▶ [What you will do]: Search the data below for the word "الحيوان" and copy each line that holds it.

▶ [Data records]:
++++++++++
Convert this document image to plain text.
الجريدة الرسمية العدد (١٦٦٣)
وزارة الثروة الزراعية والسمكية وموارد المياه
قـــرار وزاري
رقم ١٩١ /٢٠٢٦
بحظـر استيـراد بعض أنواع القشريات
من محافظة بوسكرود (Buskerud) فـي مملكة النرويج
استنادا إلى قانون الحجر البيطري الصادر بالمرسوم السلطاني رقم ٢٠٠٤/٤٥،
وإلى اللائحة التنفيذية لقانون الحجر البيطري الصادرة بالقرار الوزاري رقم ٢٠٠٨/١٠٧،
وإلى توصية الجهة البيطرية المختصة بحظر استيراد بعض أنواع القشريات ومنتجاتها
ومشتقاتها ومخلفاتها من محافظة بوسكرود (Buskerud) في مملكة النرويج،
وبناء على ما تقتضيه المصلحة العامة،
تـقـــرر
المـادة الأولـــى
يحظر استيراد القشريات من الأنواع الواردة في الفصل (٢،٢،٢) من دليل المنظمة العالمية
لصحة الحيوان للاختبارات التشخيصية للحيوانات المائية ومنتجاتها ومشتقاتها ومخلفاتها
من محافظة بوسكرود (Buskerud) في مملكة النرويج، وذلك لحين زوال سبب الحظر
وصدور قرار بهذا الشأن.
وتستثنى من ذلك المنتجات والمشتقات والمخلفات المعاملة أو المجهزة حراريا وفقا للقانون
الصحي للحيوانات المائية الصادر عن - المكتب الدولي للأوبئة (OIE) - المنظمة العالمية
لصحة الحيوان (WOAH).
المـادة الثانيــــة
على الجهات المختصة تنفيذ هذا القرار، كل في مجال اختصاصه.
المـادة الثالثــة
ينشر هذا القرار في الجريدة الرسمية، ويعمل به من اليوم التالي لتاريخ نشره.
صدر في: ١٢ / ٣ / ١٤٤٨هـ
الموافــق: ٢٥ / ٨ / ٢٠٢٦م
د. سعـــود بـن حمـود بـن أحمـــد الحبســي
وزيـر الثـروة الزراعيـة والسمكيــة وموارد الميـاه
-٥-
++++++++++
▶ [Exercise result]:
لصحة الحيوان للاختبارات التشخيصية للحيوانات المائية ومنتجاتها ومشتقاتها ومخلفاتها
لصحة الحيوان (WOAH).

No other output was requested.